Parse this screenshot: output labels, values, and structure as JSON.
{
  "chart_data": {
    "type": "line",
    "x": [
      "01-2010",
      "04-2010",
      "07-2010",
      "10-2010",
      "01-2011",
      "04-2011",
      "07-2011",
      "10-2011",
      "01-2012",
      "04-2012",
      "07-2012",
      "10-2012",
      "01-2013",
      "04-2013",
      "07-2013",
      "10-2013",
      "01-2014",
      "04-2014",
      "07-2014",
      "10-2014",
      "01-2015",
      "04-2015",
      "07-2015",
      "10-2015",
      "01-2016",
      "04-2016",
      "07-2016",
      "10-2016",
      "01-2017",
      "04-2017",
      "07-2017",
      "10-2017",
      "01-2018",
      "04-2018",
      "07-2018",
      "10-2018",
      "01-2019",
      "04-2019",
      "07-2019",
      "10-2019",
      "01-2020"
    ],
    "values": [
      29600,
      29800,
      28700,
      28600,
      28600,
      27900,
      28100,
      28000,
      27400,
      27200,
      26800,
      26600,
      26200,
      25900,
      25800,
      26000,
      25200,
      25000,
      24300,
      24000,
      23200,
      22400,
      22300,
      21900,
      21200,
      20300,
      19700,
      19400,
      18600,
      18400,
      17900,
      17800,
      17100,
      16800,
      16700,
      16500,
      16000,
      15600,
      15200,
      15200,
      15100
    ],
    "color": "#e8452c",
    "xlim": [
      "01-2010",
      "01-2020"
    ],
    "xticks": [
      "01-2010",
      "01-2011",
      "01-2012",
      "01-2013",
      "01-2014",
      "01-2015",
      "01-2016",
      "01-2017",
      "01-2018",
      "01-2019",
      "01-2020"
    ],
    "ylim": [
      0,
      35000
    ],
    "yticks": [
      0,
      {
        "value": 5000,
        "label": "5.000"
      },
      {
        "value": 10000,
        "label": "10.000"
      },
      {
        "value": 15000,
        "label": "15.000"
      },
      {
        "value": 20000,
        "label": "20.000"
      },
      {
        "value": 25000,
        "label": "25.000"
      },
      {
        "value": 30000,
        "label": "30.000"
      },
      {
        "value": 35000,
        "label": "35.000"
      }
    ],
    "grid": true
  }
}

#### Task statement
Extract the full listing and reproduce each line exactly.

#### Answer to this task
Parse this screenshot: output labels, values, and structure as JSON.
{
  "chart_data": {
    "type": "line",
    "x": [
      "01-2010",
      "04-2010",
      "07-2010",
      "10-2010",
      "01-2011",
      "04-2011",
      "07-2011",
      "10-2011",
      "01-2012",
      "04-2012",
      "07-2012",
      "10-2012",
      "01-2013",
      "04-2013",
      "07-2013",
      "10-2013",
      "01-2014",
      "04-2014",
      "07-2014",
      "10-2014",
      "01-2015",
      "04-2015",
      "07-2015",
      "10-2015",
      "01-2016",
      "04-2016",
      "07-2016",
      "10-2016",
      "01-2017",
      "04-2017",
      "07-2017",
      "10-2017",
      "01-2018",
      "04-2018",
      "07-2018",
      "10-2018",
      "01-2019",
      "04-2019",
      "07-2019",
      "10-2019",
      "01-2020"
    ],
    "values": [
      29600,
      29800,
      28700,
      28600,
      28600,
      27900,
      28100,
      28000,
      27400,
      27200,
      26800,
      26600,
      26200,
      25900,
      25800,
      26000,
      25200,
      25000,
      24300,
      24000,
      23200,
      22400,
      22300,
      21900,
      21200,
      20300,
      19700,
      19400,
      18600,
      18400,
      17900,
      17800,
      17100,
      16800,
      16700,
      16500,
      16000,
      15600,
      15200,
      15200,
      15100
    ],
    "color": "#e8452c",
    "xlim": [
      "01-2010",
      "01-2020"
    ],
    "xticks": [
      "01-2010",
      "01-2011",
      "01-2012",
      "01-2013",
      "01-2014",
      "01-2015",
      "01-2016",
      "01-2017",
      "01-2018",
      "01-2019",
      "01-2020"
    ],
    "ylim": [
      0,
      35000
    ],
    "yticks": [
      0,
      {
        "value": 5000,
        "label": "5.000"
      },
      {
        "value": 10000,
        "label": "10.000"
      },
      {
        "value": 15000,
        "label": "15.000"
      },
      {
        "value": 20000,
        "label": "20.000"
      },
      {
        "value": 25000,
        "label": "25.000"
      },
      {
        "value": 30000,
        "label": "30.000"
      },
      {
        "value": 35000,
        "label": "35.000"
      }
    ],
    "grid": true
  }
}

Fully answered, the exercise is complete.